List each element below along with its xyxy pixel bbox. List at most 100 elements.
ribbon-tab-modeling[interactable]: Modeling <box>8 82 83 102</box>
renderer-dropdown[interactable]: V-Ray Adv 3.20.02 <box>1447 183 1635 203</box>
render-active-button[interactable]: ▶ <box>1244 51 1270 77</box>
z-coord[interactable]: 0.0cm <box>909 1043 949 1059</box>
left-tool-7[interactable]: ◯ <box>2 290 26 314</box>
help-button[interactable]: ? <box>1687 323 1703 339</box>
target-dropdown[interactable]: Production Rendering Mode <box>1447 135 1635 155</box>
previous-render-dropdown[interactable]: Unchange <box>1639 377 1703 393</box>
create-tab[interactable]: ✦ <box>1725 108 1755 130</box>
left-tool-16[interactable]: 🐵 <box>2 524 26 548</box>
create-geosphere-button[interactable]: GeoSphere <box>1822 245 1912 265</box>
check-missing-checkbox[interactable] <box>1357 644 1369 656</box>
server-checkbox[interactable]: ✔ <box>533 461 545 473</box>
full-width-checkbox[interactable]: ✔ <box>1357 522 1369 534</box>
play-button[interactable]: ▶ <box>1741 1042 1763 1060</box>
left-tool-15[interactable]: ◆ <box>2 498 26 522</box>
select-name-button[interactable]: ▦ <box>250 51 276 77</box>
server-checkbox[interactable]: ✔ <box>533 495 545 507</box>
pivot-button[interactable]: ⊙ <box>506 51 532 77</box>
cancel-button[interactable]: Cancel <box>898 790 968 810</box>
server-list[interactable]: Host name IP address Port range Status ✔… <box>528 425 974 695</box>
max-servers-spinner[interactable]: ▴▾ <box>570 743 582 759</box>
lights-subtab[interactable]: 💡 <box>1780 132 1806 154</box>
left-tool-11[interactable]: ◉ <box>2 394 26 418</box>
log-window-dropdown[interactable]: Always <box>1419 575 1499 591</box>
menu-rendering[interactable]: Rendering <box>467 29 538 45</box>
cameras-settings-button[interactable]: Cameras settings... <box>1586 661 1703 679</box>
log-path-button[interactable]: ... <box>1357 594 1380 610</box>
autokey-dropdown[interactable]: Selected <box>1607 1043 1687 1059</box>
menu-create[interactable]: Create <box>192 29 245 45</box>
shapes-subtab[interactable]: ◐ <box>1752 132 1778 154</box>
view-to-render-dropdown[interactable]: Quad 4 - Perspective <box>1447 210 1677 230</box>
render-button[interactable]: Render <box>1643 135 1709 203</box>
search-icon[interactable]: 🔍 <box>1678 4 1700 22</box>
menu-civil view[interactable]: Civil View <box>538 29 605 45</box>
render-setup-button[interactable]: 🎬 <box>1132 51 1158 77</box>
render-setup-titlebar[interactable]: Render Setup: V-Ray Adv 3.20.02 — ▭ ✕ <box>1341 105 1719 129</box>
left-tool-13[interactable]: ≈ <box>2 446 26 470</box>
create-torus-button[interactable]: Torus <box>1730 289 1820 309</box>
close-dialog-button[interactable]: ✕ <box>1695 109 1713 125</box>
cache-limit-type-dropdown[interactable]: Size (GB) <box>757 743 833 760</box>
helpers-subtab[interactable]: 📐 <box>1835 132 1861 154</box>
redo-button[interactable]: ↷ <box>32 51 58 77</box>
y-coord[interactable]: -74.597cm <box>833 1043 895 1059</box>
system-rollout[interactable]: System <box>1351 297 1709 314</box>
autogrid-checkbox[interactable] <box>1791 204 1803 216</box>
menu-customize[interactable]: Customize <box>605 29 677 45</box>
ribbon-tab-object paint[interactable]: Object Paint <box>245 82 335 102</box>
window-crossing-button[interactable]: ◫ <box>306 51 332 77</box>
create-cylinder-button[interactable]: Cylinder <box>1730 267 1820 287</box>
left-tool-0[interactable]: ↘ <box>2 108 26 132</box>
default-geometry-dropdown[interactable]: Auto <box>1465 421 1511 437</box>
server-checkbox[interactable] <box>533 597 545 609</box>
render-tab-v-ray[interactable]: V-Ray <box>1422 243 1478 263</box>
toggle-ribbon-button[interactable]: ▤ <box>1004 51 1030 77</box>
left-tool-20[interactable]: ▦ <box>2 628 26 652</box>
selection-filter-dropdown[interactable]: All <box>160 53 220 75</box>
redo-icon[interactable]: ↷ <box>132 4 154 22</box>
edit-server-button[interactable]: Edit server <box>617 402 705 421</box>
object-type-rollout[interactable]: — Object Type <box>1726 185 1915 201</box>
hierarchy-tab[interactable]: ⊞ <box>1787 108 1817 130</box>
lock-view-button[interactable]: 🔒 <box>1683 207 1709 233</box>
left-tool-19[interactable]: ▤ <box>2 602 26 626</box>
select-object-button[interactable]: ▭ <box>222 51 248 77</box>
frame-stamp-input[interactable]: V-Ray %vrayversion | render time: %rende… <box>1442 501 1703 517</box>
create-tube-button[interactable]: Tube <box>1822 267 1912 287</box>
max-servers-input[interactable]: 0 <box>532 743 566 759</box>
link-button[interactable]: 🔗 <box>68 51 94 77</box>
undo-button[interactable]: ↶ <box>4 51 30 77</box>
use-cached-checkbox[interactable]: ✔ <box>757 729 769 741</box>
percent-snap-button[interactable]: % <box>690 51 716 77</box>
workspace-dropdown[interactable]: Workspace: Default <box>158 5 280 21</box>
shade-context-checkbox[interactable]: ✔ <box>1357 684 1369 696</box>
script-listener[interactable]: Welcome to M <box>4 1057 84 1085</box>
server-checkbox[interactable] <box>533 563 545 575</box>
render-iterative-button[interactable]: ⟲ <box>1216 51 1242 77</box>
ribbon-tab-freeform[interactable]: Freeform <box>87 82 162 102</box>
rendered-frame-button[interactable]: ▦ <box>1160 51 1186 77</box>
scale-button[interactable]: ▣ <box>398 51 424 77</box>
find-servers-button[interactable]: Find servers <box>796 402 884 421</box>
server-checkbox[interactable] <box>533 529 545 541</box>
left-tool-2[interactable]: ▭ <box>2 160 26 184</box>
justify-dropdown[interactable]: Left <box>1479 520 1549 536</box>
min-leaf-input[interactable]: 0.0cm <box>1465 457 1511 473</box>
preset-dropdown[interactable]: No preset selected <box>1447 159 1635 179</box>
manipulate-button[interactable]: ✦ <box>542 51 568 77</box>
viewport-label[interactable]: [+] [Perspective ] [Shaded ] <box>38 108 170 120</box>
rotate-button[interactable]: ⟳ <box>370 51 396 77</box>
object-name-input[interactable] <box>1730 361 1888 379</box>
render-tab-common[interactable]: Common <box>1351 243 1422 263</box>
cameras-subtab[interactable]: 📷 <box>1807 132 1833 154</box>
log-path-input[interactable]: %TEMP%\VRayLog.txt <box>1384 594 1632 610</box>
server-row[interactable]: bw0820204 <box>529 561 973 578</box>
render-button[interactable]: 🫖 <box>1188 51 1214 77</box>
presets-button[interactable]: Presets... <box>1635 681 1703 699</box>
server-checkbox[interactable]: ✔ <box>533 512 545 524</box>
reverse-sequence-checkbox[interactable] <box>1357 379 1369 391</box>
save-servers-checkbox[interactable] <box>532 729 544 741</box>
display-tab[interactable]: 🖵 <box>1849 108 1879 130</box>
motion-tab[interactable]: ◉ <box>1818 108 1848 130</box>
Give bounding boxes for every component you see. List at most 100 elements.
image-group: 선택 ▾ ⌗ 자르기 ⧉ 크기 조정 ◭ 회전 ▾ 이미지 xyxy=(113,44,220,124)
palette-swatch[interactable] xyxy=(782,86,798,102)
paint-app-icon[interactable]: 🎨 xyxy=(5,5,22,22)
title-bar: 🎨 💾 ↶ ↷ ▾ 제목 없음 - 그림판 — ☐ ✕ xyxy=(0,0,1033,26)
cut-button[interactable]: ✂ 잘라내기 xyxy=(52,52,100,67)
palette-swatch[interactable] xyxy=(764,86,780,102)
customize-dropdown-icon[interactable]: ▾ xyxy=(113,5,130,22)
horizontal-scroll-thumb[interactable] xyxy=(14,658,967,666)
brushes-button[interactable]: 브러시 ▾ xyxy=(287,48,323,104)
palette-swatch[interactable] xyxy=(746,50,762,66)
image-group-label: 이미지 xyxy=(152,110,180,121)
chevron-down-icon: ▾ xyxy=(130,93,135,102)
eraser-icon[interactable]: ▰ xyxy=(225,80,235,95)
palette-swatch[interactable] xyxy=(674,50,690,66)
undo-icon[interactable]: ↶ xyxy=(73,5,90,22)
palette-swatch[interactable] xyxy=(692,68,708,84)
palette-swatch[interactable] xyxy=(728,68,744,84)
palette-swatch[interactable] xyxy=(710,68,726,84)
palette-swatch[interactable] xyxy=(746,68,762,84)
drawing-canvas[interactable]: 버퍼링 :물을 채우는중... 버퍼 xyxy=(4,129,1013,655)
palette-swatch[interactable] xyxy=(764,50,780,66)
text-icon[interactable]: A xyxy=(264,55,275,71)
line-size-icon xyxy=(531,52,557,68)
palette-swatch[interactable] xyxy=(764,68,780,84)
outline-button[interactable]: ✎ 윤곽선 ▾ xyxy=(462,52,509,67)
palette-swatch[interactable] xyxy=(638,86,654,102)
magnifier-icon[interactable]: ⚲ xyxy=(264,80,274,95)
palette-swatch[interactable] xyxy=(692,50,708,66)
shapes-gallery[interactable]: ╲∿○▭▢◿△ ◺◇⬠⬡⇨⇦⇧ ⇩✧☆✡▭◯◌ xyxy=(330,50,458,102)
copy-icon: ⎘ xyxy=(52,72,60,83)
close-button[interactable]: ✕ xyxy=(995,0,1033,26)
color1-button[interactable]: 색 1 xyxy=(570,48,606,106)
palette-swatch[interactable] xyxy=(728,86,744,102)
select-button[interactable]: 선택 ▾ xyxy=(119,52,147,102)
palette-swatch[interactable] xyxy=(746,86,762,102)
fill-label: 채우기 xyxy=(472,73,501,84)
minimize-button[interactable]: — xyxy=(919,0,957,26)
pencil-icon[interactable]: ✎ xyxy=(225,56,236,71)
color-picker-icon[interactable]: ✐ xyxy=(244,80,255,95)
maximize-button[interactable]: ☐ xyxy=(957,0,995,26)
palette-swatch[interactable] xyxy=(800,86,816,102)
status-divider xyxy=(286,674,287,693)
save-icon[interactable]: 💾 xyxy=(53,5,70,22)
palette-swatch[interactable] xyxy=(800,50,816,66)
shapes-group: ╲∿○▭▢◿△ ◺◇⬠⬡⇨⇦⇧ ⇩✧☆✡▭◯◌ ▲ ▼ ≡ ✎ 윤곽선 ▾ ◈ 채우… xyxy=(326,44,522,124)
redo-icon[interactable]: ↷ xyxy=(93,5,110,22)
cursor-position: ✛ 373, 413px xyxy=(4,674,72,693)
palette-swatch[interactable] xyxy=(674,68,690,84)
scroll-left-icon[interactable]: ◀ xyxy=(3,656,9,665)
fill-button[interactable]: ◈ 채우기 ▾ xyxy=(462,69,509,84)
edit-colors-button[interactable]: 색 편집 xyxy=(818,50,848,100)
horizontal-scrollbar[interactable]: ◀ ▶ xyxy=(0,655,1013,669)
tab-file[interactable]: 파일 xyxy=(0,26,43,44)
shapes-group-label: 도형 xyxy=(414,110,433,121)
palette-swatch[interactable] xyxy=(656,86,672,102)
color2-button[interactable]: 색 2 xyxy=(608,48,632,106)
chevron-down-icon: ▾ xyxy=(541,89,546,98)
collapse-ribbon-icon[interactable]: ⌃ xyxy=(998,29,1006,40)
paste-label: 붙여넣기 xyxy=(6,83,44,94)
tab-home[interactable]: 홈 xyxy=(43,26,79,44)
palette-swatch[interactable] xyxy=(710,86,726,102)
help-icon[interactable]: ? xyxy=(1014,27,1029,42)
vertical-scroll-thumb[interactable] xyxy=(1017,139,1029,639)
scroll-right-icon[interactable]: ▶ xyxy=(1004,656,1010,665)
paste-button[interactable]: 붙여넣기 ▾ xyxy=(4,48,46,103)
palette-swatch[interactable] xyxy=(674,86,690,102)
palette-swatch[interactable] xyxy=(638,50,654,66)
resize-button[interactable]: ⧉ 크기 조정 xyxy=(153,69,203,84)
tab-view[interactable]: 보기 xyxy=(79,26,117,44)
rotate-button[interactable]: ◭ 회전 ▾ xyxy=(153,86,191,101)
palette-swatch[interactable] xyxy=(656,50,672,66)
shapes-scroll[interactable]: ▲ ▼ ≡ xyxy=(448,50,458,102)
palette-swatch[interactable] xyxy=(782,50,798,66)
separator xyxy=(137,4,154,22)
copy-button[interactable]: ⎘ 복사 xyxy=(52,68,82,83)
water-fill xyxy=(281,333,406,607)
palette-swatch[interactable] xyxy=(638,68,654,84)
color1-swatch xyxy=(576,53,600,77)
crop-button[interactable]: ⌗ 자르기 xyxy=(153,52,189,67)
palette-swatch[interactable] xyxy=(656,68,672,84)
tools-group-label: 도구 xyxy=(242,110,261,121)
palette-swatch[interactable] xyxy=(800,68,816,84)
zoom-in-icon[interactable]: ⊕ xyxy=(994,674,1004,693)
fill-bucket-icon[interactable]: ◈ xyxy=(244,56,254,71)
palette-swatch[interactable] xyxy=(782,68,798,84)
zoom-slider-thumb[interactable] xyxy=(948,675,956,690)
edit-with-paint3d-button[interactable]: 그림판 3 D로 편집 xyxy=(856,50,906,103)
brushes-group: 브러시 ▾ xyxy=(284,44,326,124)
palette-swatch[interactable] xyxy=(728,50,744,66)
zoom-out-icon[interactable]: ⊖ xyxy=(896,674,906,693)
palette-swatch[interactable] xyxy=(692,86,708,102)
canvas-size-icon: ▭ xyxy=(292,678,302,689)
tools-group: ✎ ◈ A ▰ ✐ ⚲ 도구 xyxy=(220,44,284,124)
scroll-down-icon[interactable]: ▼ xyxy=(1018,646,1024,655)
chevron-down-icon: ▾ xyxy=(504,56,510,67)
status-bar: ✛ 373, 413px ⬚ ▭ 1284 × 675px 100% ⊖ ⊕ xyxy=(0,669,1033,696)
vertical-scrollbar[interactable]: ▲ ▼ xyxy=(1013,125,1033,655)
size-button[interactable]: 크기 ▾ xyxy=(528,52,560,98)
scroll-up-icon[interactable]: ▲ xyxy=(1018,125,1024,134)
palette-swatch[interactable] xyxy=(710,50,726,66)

___

Please repeat the lines from the very first one up to and including the line with "render-button[interactable]: Render <box>1643".

#### [FULL SOLUTION]
List each element below along with its xyxy pixel bbox. List at most 100 elements.
ribbon-tab-modeling[interactable]: Modeling <box>8 82 83 102</box>
renderer-dropdown[interactable]: V-Ray Adv 3.20.02 <box>1447 183 1635 203</box>
render-active-button[interactable]: ▶ <box>1244 51 1270 77</box>
z-coord[interactable]: 0.0cm <box>909 1043 949 1059</box>
left-tool-7[interactable]: ◯ <box>2 290 26 314</box>
help-button[interactable]: ? <box>1687 323 1703 339</box>
target-dropdown[interactable]: Production Rendering Mode <box>1447 135 1635 155</box>
previous-render-dropdown[interactable]: Unchange <box>1639 377 1703 393</box>
create-tab[interactable]: ✦ <box>1725 108 1755 130</box>
left-tool-16[interactable]: 🐵 <box>2 524 26 548</box>
create-geosphere-button[interactable]: GeoSphere <box>1822 245 1912 265</box>
check-missing-checkbox[interactable] <box>1357 644 1369 656</box>
server-checkbox[interactable]: ✔ <box>533 461 545 473</box>
full-width-checkbox[interactable]: ✔ <box>1357 522 1369 534</box>
play-button[interactable]: ▶ <box>1741 1042 1763 1060</box>
left-tool-15[interactable]: ◆ <box>2 498 26 522</box>
select-name-button[interactable]: ▦ <box>250 51 276 77</box>
server-checkbox[interactable]: ✔ <box>533 495 545 507</box>
pivot-button[interactable]: ⊙ <box>506 51 532 77</box>
cancel-button[interactable]: Cancel <box>898 790 968 810</box>
server-list[interactable]: Host name IP address Port range Status ✔… <box>528 425 974 695</box>
max-servers-spinner[interactable]: ▴▾ <box>570 743 582 759</box>
lights-subtab[interactable]: 💡 <box>1780 132 1806 154</box>
left-tool-11[interactable]: ◉ <box>2 394 26 418</box>
log-window-dropdown[interactable]: Always <box>1419 575 1499 591</box>
menu-rendering[interactable]: Rendering <box>467 29 538 45</box>
cameras-settings-button[interactable]: Cameras settings... <box>1586 661 1703 679</box>
log-path-button[interactable]: ... <box>1357 594 1380 610</box>
autokey-dropdown[interactable]: Selected <box>1607 1043 1687 1059</box>
menu-create[interactable]: Create <box>192 29 245 45</box>
shapes-subtab[interactable]: ◐ <box>1752 132 1778 154</box>
view-to-render-dropdown[interactable]: Quad 4 - Perspective <box>1447 210 1677 230</box>
render-button[interactable]: Render <box>1643 135 1709 203</box>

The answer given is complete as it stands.